[Instructions for the task]
Rewrite the lines of every record with "field-label" swapped for "form-label" and all else unchanged. Omit the pictures.

[Data extracted from a collection]
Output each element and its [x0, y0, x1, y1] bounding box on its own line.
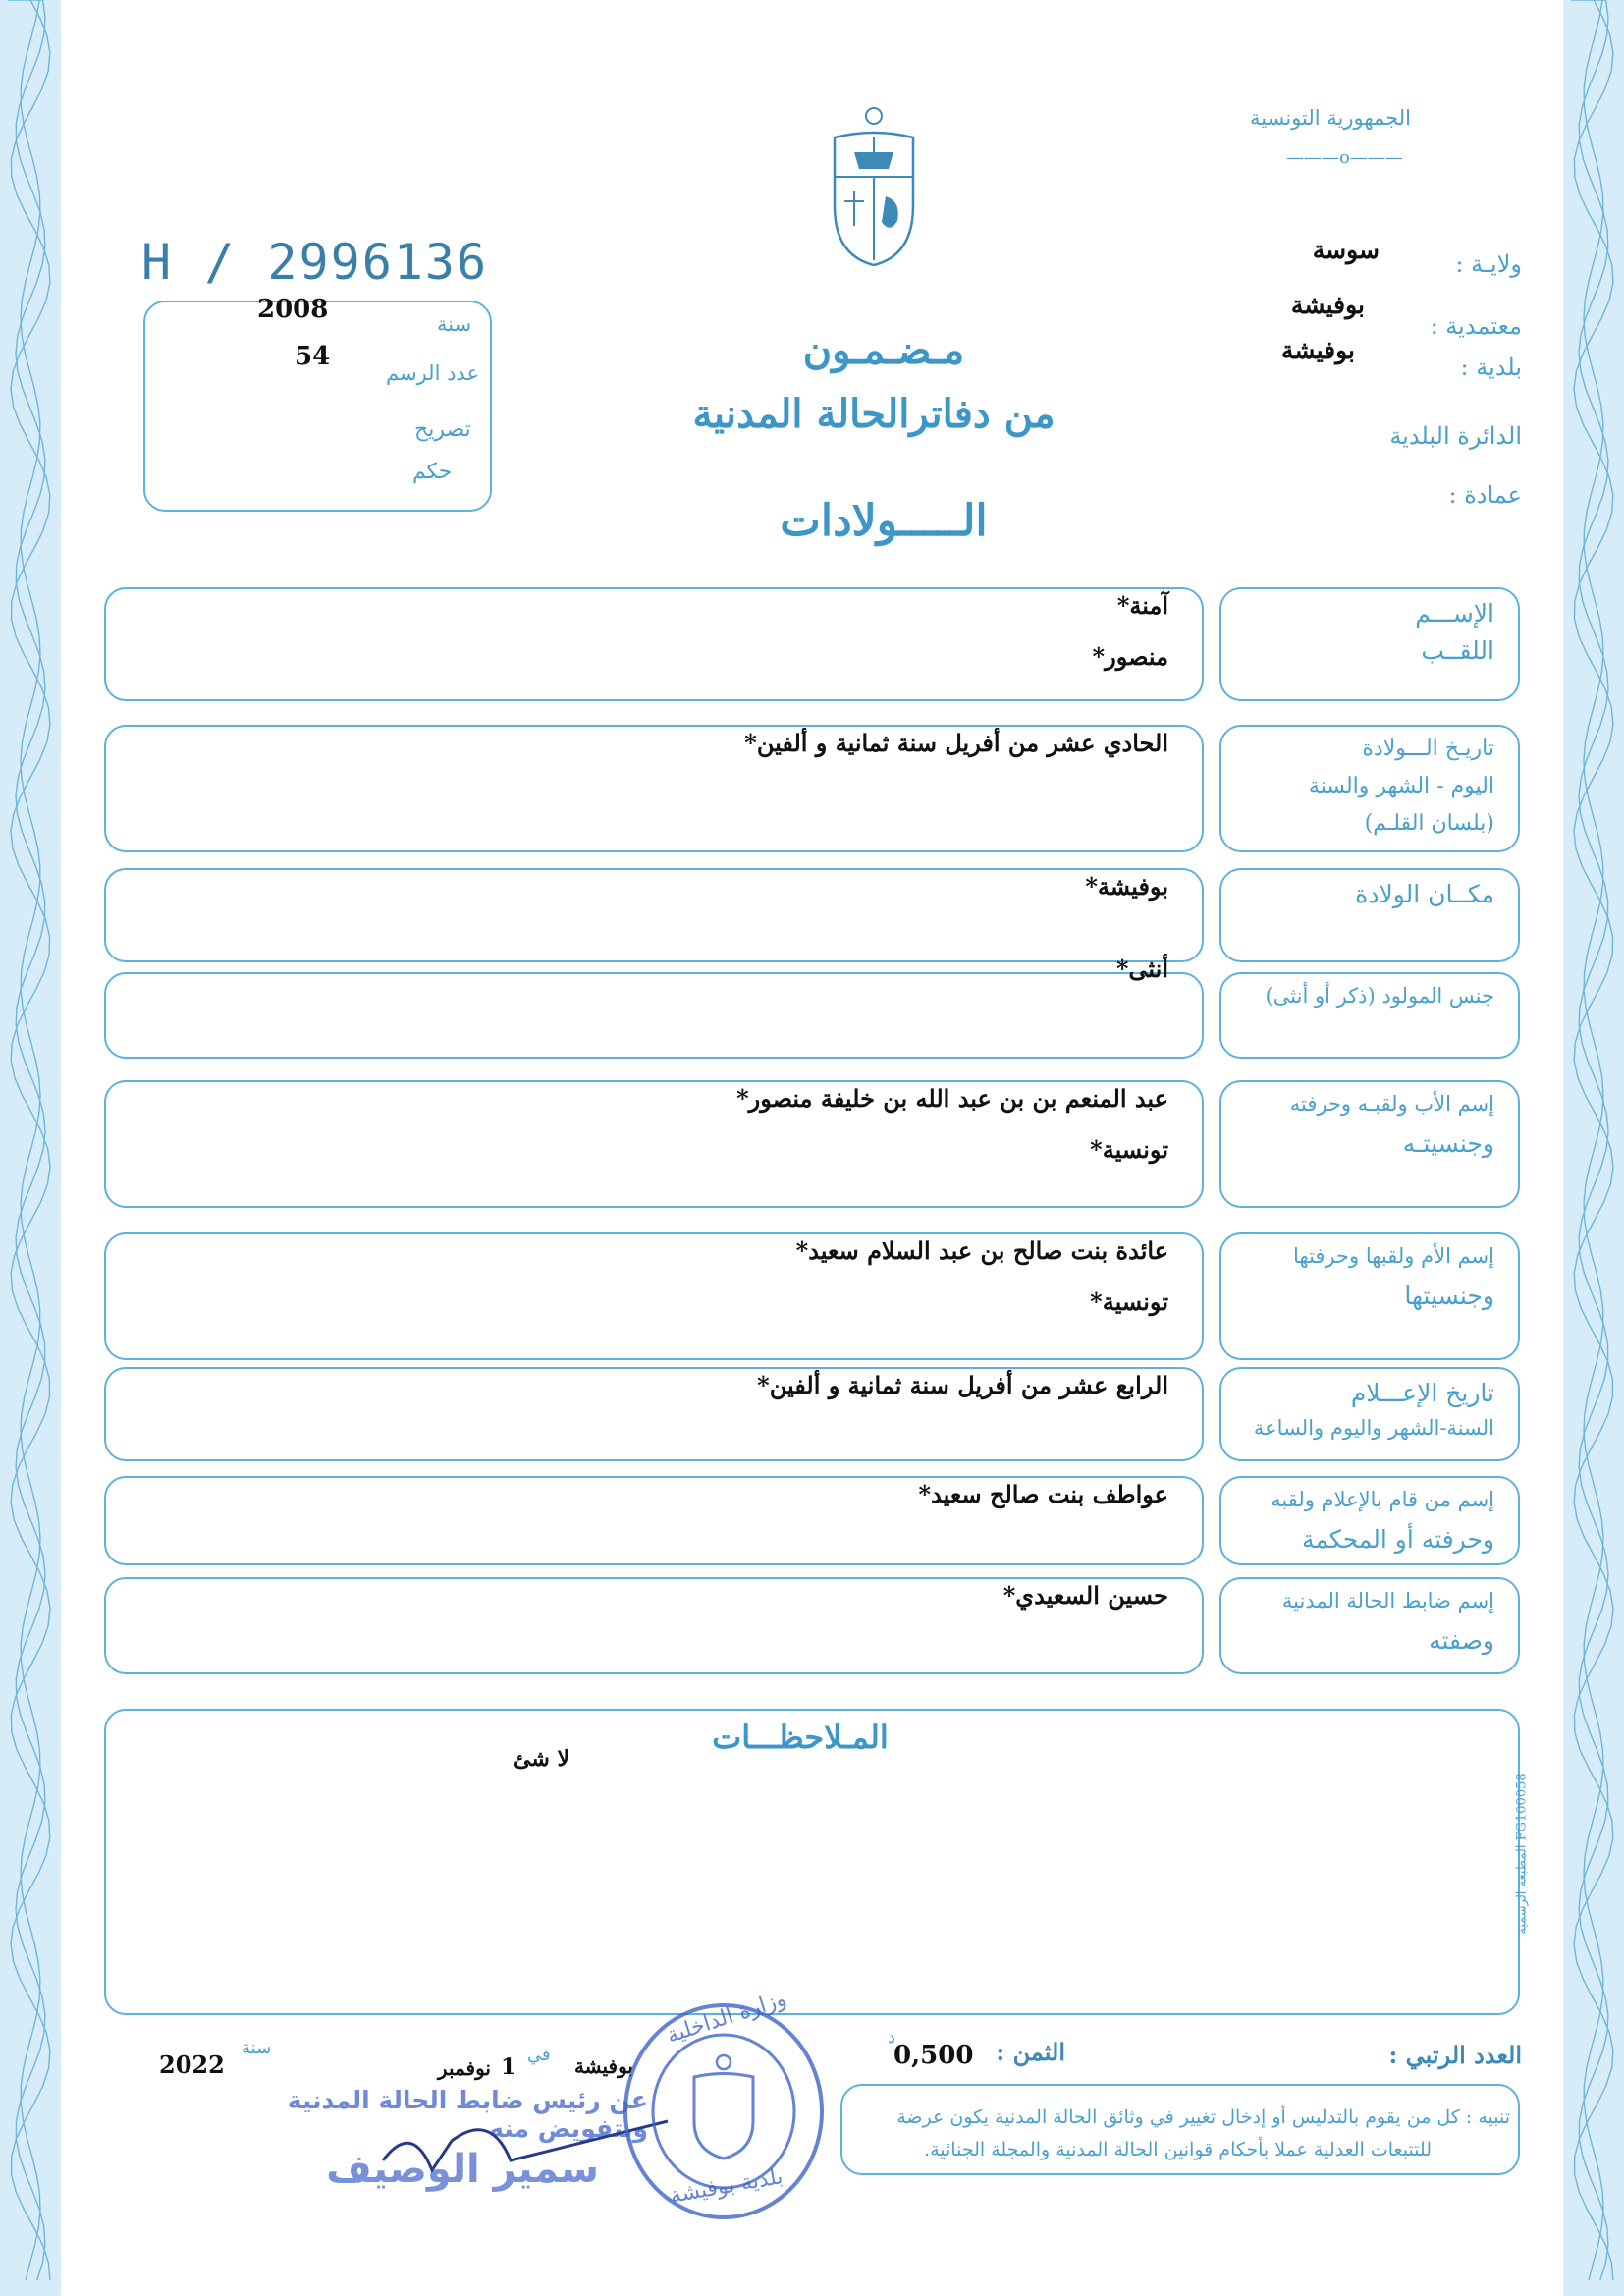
- price-value: 0,500: [893, 2041, 974, 2070]
- delegation-stamp-line: عن رئيس ضابط الحالة المدنية وبتفويض منه: [287, 2086, 648, 2143]
- serial-order-label: العدد الرتبي :: [1388, 2041, 1522, 2069]
- signatory-name: سمير الوصيف: [326, 2147, 599, 2192]
- daira-label: الدائرة البلدية: [1389, 422, 1522, 450]
- field-label: السنة-الشهر واليوم والساعة: [1253, 1416, 1494, 1440]
- stamp-bottom-text: بلدية بوفيشة: [668, 2164, 785, 2209]
- field-value: عائدة بنت صالح بن عبد السلام سعيد*: [795, 1236, 1168, 1265]
- price-unit: د: [888, 2027, 896, 2048]
- warning-line1: تنبيه : كل من يقوم بالتدليس أو إدخال تغيير في وثائق الحالة المدنية يكون عرضة: [896, 2106, 1510, 2128]
- imada-label: عمادة :: [1448, 481, 1522, 509]
- field-label: تاريـخ الـــولادة: [1362, 737, 1494, 761]
- field-label: مكــان الولادة: [1355, 880, 1494, 908]
- field-value: تونسية*: [1090, 1287, 1168, 1316]
- issue-place: بوفيشة: [573, 2054, 633, 2078]
- republic-label: الجمهورية التونسية: [1250, 106, 1411, 130]
- field-label: وجنسيتها: [1404, 1282, 1494, 1310]
- serial-number: H / 2996136: [141, 234, 489, 291]
- declaration-label: تصريح: [414, 417, 471, 442]
- left-guilloche-border: [0, 0, 61, 2296]
- field-label: الإســـم: [1415, 599, 1494, 628]
- number-value: 54: [295, 342, 331, 371]
- baladia-label: بلدية :: [1460, 354, 1522, 381]
- field-value: الحادي عشر من أفريل سنة ثمانية و ألفين*: [744, 729, 1168, 757]
- baladia-value: بوفيشة: [1280, 336, 1355, 364]
- field-label: إسم ضابط الحالة المدنية: [1281, 1589, 1494, 1613]
- price-label: الثمن :: [996, 2038, 1065, 2066]
- field-value: عبد المنعم بن بن عبد الله بن خليفة منصور*: [736, 1084, 1168, 1113]
- issue-year-label: سنة: [242, 2038, 272, 2058]
- motamadia-label: معتمدية :: [1430, 312, 1522, 340]
- field-label: إسم الأم ولقبها وحرفتها: [1293, 1244, 1494, 1268]
- issue-month: نوفمبر: [437, 2056, 491, 2080]
- issue-in-label: في: [527, 2045, 551, 2065]
- field-label: تاريخ الإعـــلام: [1350, 1379, 1494, 1407]
- field-label: إسم من قام بالإعلام ولقبه: [1271, 1488, 1494, 1511]
- field-label: وجنسيتـه: [1402, 1129, 1494, 1158]
- warning-box: [840, 2084, 1520, 2175]
- field-value: تونسية*: [1090, 1135, 1168, 1164]
- printer-side-mark: المطبعة الرسمية FG100058: [1514, 1773, 1530, 1935]
- field-label: وحرفته أو المحكمة: [1302, 1524, 1494, 1554]
- field-label: جنس المولود (ذكر أو أنثى): [1265, 984, 1494, 1008]
- wilaya-value: سوسة: [1312, 236, 1380, 264]
- republic-divider: ———o———: [1286, 147, 1403, 168]
- field-value: الرابع عشر من أفريل سنة ثمانية و ألفين*: [757, 1371, 1168, 1399]
- stamp-top-text: وزارة الداخلية: [664, 1987, 789, 2049]
- year-value: 2008: [257, 295, 329, 324]
- title-line2: من دفاترالحالة المدنية: [692, 391, 1056, 437]
- title-line3: الـــــولادات: [780, 496, 988, 546]
- field-label: اللقــب: [1421, 636, 1494, 665]
- field-label: إسم الأب ولقبـه وحرفته: [1289, 1092, 1494, 1116]
- field-label: اليوم - الشهر والسنة: [1308, 774, 1494, 798]
- number-label: عدد الرسم: [386, 361, 479, 385]
- year-label: سنة: [437, 312, 472, 336]
- field-value: حسين السعيدي*: [1002, 1581, 1168, 1610]
- judgment-label: حكم: [412, 460, 453, 484]
- field-value: بوفيشة*: [1085, 872, 1168, 901]
- right-guilloche-border: [1563, 0, 1624, 2296]
- field-label: (بلسان القلـم): [1364, 811, 1494, 836]
- notes-value: لا شئ: [514, 1746, 569, 1772]
- wilaya-label: ولايـة :: [1455, 250, 1522, 278]
- warning-line2: للتتبعات العدلية عملا بأحكام قوانين الحالة المدنية والمجلة الجنائية.: [924, 2139, 1432, 2160]
- issue-year: 2022: [159, 2050, 225, 2079]
- title-line1: مـضـمـون: [802, 327, 965, 373]
- issue-day: 1: [501, 2054, 516, 2080]
- notes-title: المـلاحظـــات: [712, 1719, 889, 1756]
- field-value: أنثى*: [1115, 955, 1168, 983]
- motamadia-value: بوفيشة: [1290, 291, 1365, 319]
- field-label: وصفته: [1429, 1626, 1494, 1655]
- tunisia-coat-of-arms-icon: [815, 98, 933, 275]
- field-value: آمنة*: [1116, 591, 1168, 620]
- field-value: عواطف بنت صالح سعيد*: [918, 1480, 1168, 1508]
- field-value: منصور*: [1092, 642, 1168, 671]
- field-value-box: [104, 972, 1204, 1059]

[Written reply]
Output each element and its [x0, y0, x1, y1] bounding box on its own line.
- price-value: 0,500: [893, 2041, 974, 2070]
- delegation-stamp-line: عن رئيس ضابط الحالة المدنية وبتفويض منه: [287, 2086, 648, 2143]
- serial-order-label: العدد الرتبي :: [1388, 2041, 1522, 2069]
- signatory-name: سمير الوصيف: [326, 2147, 599, 2192]
- daira-label: الدائرة البلدية: [1389, 422, 1522, 450]
- form-label: السنة-الشهر واليوم والساعة: [1253, 1416, 1494, 1440]
- stamp-bottom-text: بلدية بوفيشة: [668, 2164, 785, 2209]
- field-value: عائدة بنت صالح بن عبد السلام سعيد*: [795, 1236, 1168, 1265]
- price-unit: د: [888, 2027, 896, 2048]
- warning-line1: تنبيه : كل من يقوم بالتدليس أو إدخال تغيير في وثائق الحالة المدنية يكون عرضة: [896, 2106, 1510, 2128]
- imada-label: عمادة :: [1448, 481, 1522, 509]
- form-label: تاريـخ الـــولادة: [1362, 737, 1494, 761]
- form-label: مكــان الولادة: [1355, 880, 1494, 908]
- field-value: تونسية*: [1090, 1287, 1168, 1316]
- issue-place: بوفيشة: [573, 2054, 633, 2078]
- republic-label: الجمهورية التونسية: [1250, 106, 1411, 130]
- form-label: وجنسيتها: [1404, 1282, 1494, 1310]
- serial-number: H / 2996136: [141, 234, 489, 291]
- declaration-label: تصريح: [414, 417, 471, 442]
- left-guilloche-border: [0, 0, 61, 2296]
- form-label: الإســـم: [1415, 599, 1494, 628]
- number-value: 54: [295, 342, 331, 371]
- baladia-label: بلدية :: [1460, 354, 1522, 381]
- field-value: الحادي عشر من أفريل سنة ثمانية و ألفين*: [744, 729, 1168, 757]
- baladia-value: بوفيشة: [1280, 336, 1355, 364]
- form-label: إسم ضابط الحالة المدنية: [1281, 1589, 1494, 1613]
- price-label: الثمن :: [996, 2038, 1065, 2066]
- field-value: عبد المنعم بن بن عبد الله بن خليفة منصور*: [736, 1084, 1168, 1113]
- issue-year-label: سنة: [242, 2038, 272, 2058]
- motamadia-label: معتمدية :: [1430, 312, 1522, 340]
- form-label: إسم الأم ولقبها وحرفتها: [1293, 1244, 1494, 1268]
- issue-month: نوفمبر: [437, 2056, 491, 2080]
- issue-in-label: في: [527, 2045, 551, 2065]
- form-label: تاريخ الإعـــلام: [1350, 1379, 1494, 1407]
- form-label: إسم من قام بالإعلام ولقبه: [1271, 1488, 1494, 1511]
- form-label: وجنسيتـه: [1402, 1129, 1494, 1158]
- warning-box: [840, 2084, 1520, 2175]
- field-value: تونسية*: [1090, 1135, 1168, 1164]
- printer-side-mark: المطبعة الرسمية FG100058: [1514, 1773, 1530, 1935]
- form-label: وحرفته أو المحكمة: [1302, 1524, 1494, 1554]
- form-label: جنس المولود (ذكر أو أنثى): [1265, 984, 1494, 1008]
- wilaya-value: سوسة: [1312, 236, 1380, 264]
- republic-divider: ———o———: [1286, 147, 1403, 168]
- field-value: الرابع عشر من أفريل سنة ثمانية و ألفين*: [757, 1371, 1168, 1399]
- stamp-top-text: وزارة الداخلية: [664, 1987, 789, 2049]
- year-value: 2008: [257, 295, 329, 324]
- title-line2: من دفاترالحالة المدنية: [692, 391, 1056, 437]
- title-line3: الـــــولادات: [780, 496, 988, 546]
- form-label: اللقــب: [1421, 636, 1494, 665]
- form-label: إسم الأب ولقبـه وحرفته: [1289, 1092, 1494, 1116]
- form-label: اليوم - الشهر والسنة: [1308, 774, 1494, 798]
- number-label: عدد الرسم: [386, 361, 479, 385]
- year-label: سنة: [437, 312, 472, 336]
- field-value: حسين السعيدي*: [1002, 1581, 1168, 1610]
- judgment-label: حكم: [412, 460, 453, 484]
- field-value: بوفيشة*: [1085, 872, 1168, 901]
- right-guilloche-border: [1563, 0, 1624, 2296]
- form-label: (بلسان القلـم): [1364, 811, 1494, 836]
- notes-value: لا شئ: [514, 1746, 569, 1772]
- wilaya-label: ولايـة :: [1455, 250, 1522, 278]
- warning-line2: للتتبعات العدلية عملا بأحكام قوانين الحالة المدنية والمجلة الجنائية.: [924, 2139, 1432, 2160]
- issue-year: 2022: [159, 2050, 225, 2079]
- title-line1: مـضـمـون: [802, 327, 965, 373]
- issue-day: 1: [501, 2054, 516, 2080]
- notes-title: المـلاحظـــات: [712, 1719, 889, 1756]
- field-value: أنثى*: [1115, 955, 1168, 983]
- motamadia-value: بوفيشة: [1290, 291, 1365, 319]
- form-label: وصفته: [1429, 1626, 1494, 1655]
- tunisia-coat-of-arms-icon: [815, 98, 933, 275]
- field-value: آمنة*: [1116, 591, 1168, 620]
- field-value: عواطف بنت صالح سعيد*: [918, 1480, 1168, 1508]
- field-value: منصور*: [1092, 642, 1168, 671]
- field-value-box: [104, 972, 1204, 1059]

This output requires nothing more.